#### REQUIREMENT 1
From the passage about Morgan's career, extract the stretch of text that opens with "The case highlighted" and stops after "proudly socialist Mirror.".
#### REQUIREMENT 2
List every year written as a four-digit number in the passage about Morgan's career.
#### REQUIREMENT 3
Carry on the passage about Morgan's career from its final sentence.

#### SELECTED TEXT
◇ ◇ ◇ ◇

The case highlighted the Mirror’s embrace of the wheeling, dealing, get-rich-quick mentality of the time. Britain was enjoying a boom, and bankers and financial traders were rocks stars rather than villains. One Labour minister famously quipped that his party was “intensely relaxed about people getting filthy rich.” So was Morgan, and the once proudly socialist Mirror.
But — true to form — when both public and elite opinion later turned against the bankers, Morgan turned with it. He told a panel show in the wake of the financial crisis that he’d like to take bankers to Afghanistan “to show them a real day’s work.”
Ironically, Morgan’s attempt to move the Mirror back to the left and to pursue more serious journalism led to the end of his newspaper career. In 2003, with many Britons appearing to oppose the looming military action against Iraq, Morgan decided the paper should oppose an invasion in a bid to attract anti-war readers. Once the battle was joined, however, public opinion swung behind the endeavor, and within weeks the Mirror’s circulation plummeted to a historic low.
Morgan didn’t relent, and in 2004, desperate for a British Abu Ghraib story with which to undermine support for the war effort, the Mirror published photos purporting to show British soldiers torturing civilians in Iraq.
The photos were quickly exposed as crude fakes, and Morgan, who claimed the paper had been hoaxed, was fired.
While Morgan’s days in British newspapers are over, the phone-hacking scandal could come back to haunt him. He shrugged off allegations of hacking during an inquiry into the scandal, but in October four individuals launched court proceedings claiming their phones were hacked by papers including the Mirror during the time Morgan was editor.
Morgan chose to reinvent himself as a TV personality, intent on joining the ranks of celebrities he’d previously sent his reporters out to stalk and harass. After mixed success in Britain, Morgan got his big break in the U.S. in 2006 when he became a judge on America’s Got Talent.
When Morgan was chosen to replace Larry King at CNN, he saw the opportunity to make a name for himself in the U.S. as a journalist, and to add gravitas and respectability to the fortune and degree of fame he’d garnered from shows such as AGT and Celebrity Apprentice. And while Morgan is not at heart a liberal, he’s reinvented himself as one in the U.S. because he wants desperately to ingratiate himself with the country’s entertainment and media elites.

◇ ◇ ◇ ◇

(Document layout detection data)
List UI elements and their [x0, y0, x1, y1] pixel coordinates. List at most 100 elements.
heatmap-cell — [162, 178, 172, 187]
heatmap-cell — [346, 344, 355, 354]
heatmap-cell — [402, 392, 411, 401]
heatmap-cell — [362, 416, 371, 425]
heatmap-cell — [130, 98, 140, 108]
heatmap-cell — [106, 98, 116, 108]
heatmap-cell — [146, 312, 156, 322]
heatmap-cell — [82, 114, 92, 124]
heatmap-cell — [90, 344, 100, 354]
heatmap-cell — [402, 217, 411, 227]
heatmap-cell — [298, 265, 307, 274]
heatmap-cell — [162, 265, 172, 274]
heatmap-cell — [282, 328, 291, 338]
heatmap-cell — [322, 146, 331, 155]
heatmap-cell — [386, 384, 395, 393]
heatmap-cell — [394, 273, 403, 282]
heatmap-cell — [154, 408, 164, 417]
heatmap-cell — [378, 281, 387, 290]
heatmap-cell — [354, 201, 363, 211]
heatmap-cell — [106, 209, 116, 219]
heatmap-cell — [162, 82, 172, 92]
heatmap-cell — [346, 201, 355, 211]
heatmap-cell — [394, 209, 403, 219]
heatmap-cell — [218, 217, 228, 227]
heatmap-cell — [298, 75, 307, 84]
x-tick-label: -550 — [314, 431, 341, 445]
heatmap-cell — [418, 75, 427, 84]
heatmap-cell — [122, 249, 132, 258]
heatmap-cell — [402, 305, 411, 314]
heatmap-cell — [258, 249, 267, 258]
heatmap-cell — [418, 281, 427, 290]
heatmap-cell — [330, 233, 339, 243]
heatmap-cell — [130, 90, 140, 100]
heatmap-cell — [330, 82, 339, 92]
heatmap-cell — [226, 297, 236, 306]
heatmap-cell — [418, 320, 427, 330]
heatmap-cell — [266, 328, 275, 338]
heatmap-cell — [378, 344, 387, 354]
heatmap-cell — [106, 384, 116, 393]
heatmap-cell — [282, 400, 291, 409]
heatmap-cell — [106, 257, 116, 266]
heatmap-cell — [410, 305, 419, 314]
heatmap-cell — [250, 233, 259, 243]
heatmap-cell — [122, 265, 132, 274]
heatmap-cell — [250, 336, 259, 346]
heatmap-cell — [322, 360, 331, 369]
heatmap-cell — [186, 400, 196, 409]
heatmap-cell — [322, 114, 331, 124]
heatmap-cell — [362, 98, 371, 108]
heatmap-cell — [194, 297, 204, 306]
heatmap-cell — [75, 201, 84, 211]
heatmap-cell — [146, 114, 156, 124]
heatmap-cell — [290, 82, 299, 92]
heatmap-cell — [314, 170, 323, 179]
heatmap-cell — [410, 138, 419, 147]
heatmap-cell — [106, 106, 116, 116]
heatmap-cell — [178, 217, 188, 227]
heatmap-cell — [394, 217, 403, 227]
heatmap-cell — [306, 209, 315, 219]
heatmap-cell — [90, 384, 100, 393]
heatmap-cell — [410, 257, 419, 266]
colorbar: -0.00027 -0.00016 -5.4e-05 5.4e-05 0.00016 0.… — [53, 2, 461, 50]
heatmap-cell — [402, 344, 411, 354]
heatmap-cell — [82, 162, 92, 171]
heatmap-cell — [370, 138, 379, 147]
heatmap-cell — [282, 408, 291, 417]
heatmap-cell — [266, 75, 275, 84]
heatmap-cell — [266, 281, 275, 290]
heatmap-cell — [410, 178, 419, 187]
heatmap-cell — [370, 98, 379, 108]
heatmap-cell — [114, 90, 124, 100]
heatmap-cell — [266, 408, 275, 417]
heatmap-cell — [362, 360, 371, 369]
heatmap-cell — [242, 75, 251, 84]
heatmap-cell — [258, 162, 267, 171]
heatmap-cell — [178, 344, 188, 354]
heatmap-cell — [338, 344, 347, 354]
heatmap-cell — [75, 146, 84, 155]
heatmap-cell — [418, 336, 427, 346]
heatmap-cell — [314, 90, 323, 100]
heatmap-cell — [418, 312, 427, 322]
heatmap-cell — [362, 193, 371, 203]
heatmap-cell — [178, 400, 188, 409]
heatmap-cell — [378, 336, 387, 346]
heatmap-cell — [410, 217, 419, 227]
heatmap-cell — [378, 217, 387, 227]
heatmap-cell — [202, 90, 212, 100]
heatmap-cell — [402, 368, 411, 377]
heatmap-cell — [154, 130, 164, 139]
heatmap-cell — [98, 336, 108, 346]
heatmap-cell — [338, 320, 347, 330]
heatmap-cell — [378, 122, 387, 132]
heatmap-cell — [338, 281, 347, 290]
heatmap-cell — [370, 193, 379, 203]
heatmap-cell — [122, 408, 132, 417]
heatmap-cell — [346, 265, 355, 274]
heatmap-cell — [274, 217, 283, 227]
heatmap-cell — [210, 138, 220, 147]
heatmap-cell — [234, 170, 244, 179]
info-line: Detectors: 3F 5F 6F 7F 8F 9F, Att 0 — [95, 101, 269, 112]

◇ ◇ ◇ ◇

#### ANSWER SPACE 1
The case highlighted the Mirror’s embrace of the wheeling, dealing, get-rich-quick mentality of the time. Britain was enjoying a boom, and bankers and financial traders were rocks stars rather than villains. One Labour minister famously quipped that his party was “intensely relaxed about people getting filthy rich.” So was Morgan, and the once proudly socialist Mirror.

#### ANSWER SPACE 2
2003, 2004, 2006

#### ANSWER SPACE 3
Morgan’s insipid interview style failed to win viewers, however, and his ratings were in the tank when the Sandy Hook shootings presented him with the opportunity to seize the moral high ground. The fact that he succeeded in seizing only the high grounds of righteous indignation and inflammatory rhetoric will have been of little concern to Morgan. He has seen how a combination of mock outrage, contempt for opponents, disregard for the facts, and preening self-regard worked for the likes of Chris Matthews and Keith Olbermann, and he has sought to emulate the formula.
Conservatives, unfortunately, have fallen for Morgan’s shtick. And the more they rise to his bait, the more coverage Morgan gets — allowing him to absurdly claim that he’s influencing the debate.
Satisfying as it was to see Ben Shapiro put Morgan in his place, even when conservatives get the better of him they’re still conferring credibility by treating him as someone worth their time. And when lunatics and conspiracy theorists claiming to speak for conservatives, such as Alex Jones, tangle with Morgan, he’s able to come away looking reasonable, while gun owners and conservatives in general are tarred by association.
Supporters of gun rights need to get their message out; there are well-informed and serious people on the other side of the debate with whom they need to engage. Piers Morgan isn’t one of them — stop granting him the publicity.